Exercise material:
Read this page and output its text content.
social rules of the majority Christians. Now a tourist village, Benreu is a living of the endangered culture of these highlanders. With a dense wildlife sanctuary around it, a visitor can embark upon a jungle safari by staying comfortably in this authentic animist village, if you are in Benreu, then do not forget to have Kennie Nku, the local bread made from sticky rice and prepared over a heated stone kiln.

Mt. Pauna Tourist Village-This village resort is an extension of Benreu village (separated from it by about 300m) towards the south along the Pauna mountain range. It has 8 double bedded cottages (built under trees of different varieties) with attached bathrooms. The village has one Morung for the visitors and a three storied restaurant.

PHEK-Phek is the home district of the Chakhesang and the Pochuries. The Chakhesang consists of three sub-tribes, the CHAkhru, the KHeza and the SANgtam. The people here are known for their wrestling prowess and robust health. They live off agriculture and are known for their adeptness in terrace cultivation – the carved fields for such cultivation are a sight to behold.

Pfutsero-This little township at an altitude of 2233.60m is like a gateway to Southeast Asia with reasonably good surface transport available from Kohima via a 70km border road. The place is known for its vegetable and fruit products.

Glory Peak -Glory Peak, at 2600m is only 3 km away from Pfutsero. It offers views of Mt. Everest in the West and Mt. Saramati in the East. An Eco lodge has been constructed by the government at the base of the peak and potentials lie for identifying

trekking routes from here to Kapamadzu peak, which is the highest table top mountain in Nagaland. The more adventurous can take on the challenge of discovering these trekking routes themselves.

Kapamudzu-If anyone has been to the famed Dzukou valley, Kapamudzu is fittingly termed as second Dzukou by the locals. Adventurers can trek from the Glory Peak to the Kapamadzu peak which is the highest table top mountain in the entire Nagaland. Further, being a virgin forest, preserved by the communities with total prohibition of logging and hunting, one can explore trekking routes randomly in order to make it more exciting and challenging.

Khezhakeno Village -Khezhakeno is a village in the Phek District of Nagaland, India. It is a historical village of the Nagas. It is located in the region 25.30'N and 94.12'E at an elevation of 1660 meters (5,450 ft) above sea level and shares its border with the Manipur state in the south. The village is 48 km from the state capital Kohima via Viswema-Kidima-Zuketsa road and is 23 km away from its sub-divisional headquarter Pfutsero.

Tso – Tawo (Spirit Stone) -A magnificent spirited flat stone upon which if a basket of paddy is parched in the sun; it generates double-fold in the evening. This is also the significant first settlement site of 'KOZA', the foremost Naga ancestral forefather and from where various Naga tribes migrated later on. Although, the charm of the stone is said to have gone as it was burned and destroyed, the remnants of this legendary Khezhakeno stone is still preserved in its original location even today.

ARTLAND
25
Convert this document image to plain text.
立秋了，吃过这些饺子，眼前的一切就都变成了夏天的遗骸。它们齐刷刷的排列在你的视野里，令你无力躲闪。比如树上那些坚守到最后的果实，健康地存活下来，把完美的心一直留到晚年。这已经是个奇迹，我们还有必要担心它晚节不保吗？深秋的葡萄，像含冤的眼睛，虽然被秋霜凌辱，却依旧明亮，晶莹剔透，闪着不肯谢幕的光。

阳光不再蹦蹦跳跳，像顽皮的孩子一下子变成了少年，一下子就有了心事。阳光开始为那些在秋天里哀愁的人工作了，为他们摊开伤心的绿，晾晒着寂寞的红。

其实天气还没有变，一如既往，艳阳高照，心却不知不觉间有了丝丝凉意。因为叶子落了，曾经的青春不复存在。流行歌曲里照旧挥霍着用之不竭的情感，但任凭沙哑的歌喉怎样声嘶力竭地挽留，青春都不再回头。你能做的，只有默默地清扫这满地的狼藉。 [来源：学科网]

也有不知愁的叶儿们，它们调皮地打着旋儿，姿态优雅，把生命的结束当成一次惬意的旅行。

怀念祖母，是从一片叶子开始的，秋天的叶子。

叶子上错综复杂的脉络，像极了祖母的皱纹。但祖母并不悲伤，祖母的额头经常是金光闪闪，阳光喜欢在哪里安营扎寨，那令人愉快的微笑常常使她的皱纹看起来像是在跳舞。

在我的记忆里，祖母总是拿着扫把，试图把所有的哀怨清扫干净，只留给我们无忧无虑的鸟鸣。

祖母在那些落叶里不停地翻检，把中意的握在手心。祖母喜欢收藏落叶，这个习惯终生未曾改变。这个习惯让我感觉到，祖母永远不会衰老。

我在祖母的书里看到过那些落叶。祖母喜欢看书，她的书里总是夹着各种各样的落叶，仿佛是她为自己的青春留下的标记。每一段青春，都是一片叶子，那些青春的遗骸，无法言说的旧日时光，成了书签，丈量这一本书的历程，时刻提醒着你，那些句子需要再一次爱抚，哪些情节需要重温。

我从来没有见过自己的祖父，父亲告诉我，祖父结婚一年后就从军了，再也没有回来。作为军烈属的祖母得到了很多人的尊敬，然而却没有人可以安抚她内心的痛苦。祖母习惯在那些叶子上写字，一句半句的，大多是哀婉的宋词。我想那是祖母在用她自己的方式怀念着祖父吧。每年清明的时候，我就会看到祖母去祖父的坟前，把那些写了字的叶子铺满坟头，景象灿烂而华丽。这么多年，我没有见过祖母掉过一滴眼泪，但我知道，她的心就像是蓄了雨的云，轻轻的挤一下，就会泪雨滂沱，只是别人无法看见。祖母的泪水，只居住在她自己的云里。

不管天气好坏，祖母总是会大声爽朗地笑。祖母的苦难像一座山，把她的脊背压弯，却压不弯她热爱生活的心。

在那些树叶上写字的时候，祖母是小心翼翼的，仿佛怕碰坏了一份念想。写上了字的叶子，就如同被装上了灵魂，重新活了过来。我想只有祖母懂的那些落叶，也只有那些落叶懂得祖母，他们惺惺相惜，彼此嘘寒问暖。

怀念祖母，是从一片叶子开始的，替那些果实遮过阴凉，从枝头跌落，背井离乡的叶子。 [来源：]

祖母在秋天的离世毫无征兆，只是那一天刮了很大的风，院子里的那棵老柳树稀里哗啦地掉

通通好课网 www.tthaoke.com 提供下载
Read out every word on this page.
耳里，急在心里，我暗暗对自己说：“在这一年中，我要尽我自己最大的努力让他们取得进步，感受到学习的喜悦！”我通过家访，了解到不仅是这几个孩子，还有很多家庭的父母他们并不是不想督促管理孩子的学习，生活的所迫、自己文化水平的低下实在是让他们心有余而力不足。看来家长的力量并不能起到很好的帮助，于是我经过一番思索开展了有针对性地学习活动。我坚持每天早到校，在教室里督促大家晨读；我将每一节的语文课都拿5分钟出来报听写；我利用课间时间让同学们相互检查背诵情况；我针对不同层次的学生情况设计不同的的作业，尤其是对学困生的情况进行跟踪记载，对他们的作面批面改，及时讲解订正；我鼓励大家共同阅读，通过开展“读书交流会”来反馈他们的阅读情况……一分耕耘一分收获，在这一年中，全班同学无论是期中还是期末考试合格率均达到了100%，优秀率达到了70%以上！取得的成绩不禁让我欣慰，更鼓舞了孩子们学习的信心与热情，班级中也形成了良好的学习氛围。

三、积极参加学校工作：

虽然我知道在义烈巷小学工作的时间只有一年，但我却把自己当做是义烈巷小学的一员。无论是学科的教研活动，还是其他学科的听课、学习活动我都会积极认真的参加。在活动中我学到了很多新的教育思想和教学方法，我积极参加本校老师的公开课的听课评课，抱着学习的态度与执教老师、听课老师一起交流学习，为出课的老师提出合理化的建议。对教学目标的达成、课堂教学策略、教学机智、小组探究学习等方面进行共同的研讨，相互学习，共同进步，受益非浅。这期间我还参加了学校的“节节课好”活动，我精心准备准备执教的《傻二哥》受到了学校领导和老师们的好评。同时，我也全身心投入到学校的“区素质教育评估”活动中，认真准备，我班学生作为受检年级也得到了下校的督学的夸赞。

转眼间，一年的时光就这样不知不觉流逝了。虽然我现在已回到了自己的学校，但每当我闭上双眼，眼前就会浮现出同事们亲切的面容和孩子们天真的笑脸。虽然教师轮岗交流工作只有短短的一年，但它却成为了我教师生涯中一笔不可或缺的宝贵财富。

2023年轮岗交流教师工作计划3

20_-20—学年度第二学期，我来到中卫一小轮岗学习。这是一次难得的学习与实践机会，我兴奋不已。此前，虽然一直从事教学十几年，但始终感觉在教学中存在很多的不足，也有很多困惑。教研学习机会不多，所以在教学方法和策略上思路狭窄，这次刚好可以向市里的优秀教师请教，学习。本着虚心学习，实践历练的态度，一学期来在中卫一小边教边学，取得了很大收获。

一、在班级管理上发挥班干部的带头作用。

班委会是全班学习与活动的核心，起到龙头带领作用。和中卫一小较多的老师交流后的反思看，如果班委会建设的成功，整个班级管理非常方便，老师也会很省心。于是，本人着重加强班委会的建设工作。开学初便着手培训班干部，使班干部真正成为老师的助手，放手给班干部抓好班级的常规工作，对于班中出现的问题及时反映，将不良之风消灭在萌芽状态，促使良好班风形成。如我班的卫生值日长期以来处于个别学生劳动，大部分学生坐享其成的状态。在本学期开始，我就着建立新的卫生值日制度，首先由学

Problem statement: Show every line of the records above that contains the word "Glory".

Solution to this task:
Glory Peak -Glory Peak, at 2600m is only 3 km away from Pfutsero. It offers views of Mt. Everest in the West and Mt. Saramati in the East. An Eco lodge has been constructed by the government at the base of the peak and potentials lie for identifying
Kapamudzu-If anyone has been to the famed Dzukou valley, Kapamudzu is fittingly termed as second Dzukou by the locals. Adventurers can trek from the Glory Peak to the Kapamadzu peak which is the highest table top mountain in the entire Nagaland. Further, being a virgin forest, preserved by the communities with total prohibition of logging and hunting, one can explore trekking routes randomly in order to make it more exciting and challenging.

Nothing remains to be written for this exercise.